→ **Work instructions**
Find how many lines of the listing below include the word "രവർത", then report the number by itself.

+++ Dataset records +++

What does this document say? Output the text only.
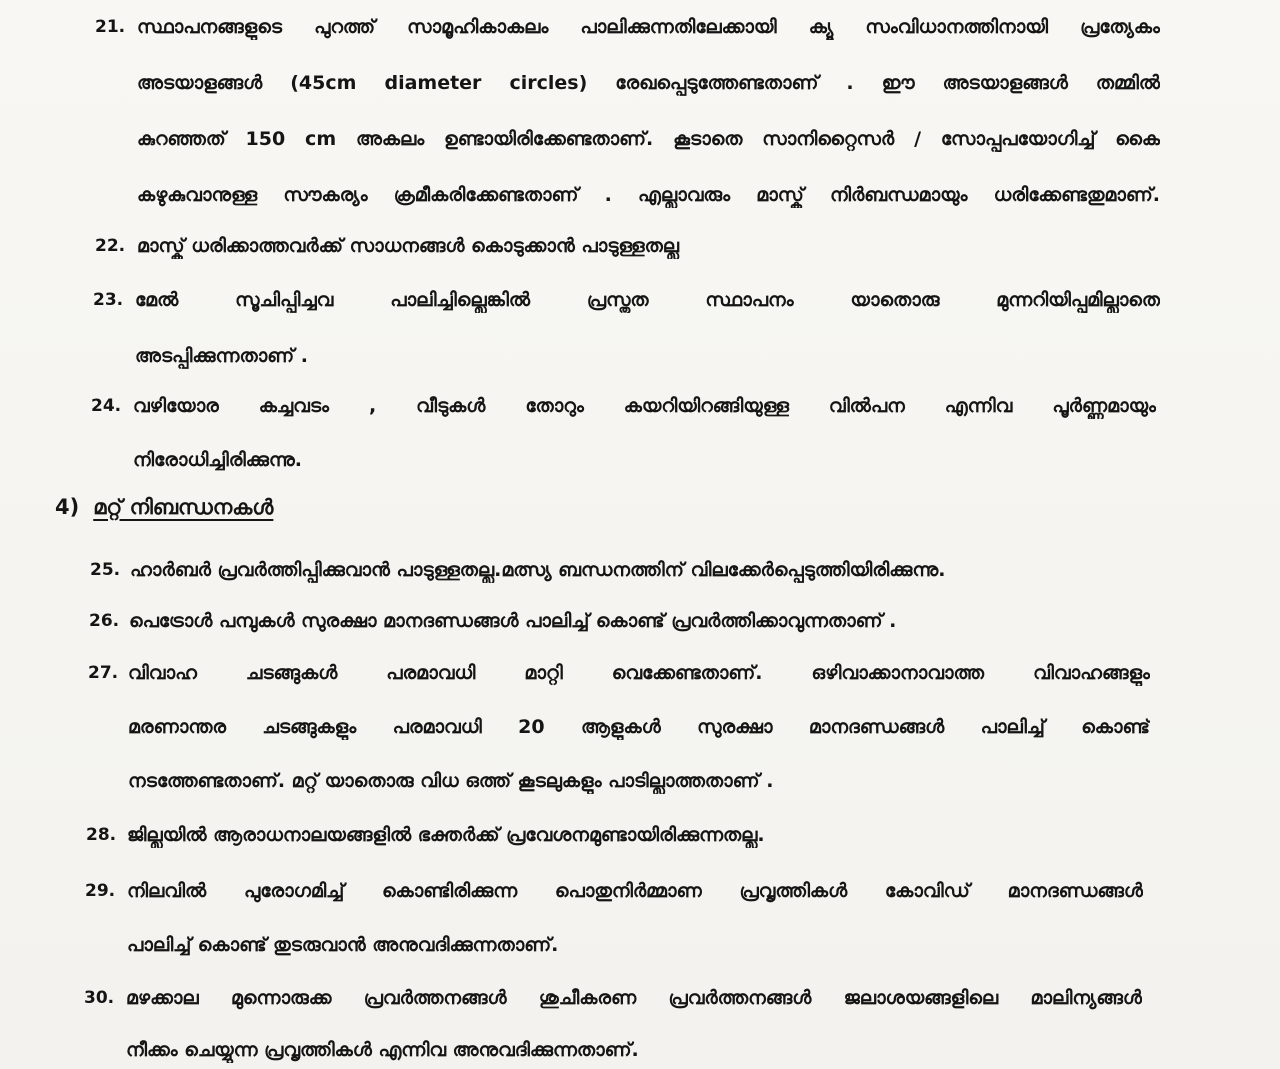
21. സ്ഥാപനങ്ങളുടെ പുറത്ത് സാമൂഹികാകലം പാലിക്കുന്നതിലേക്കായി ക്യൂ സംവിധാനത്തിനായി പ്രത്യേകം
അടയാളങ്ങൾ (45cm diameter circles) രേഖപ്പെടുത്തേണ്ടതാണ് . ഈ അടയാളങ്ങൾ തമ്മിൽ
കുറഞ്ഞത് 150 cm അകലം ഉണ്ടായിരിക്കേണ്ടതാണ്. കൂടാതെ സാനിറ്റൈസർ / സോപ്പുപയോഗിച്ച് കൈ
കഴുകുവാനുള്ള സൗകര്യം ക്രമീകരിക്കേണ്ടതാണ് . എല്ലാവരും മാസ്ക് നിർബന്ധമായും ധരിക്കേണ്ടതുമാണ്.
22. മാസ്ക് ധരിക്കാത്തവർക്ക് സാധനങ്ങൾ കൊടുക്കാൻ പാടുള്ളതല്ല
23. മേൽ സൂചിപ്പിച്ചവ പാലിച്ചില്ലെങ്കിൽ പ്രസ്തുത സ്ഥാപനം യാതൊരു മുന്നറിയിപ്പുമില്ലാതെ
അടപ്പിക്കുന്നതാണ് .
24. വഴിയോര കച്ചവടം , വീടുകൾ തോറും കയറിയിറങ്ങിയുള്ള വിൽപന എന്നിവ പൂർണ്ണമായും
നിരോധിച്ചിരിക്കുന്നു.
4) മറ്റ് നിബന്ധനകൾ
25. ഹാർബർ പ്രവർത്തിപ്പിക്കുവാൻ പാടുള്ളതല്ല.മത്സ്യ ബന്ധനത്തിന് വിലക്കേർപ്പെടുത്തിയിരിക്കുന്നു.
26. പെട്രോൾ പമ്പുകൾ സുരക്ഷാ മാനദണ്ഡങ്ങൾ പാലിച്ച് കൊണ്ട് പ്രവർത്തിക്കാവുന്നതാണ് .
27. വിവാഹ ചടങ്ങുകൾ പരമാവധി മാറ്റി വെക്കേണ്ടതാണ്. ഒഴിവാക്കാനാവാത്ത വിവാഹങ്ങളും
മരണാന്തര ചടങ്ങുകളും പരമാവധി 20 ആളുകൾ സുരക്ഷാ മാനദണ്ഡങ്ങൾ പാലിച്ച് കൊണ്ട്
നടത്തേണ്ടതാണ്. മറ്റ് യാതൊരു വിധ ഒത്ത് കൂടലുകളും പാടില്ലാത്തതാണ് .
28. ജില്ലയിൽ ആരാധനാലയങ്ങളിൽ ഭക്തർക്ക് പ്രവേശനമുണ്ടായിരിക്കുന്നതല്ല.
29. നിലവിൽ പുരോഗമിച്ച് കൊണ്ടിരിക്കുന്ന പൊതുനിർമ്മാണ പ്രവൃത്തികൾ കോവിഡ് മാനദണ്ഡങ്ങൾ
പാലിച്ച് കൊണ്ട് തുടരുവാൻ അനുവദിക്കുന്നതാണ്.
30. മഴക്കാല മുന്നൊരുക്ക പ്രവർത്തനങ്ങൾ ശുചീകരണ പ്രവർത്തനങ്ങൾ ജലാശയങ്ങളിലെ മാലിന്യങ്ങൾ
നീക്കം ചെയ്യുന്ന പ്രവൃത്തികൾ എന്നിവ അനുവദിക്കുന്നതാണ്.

+++

→ **Solution for this problem**
3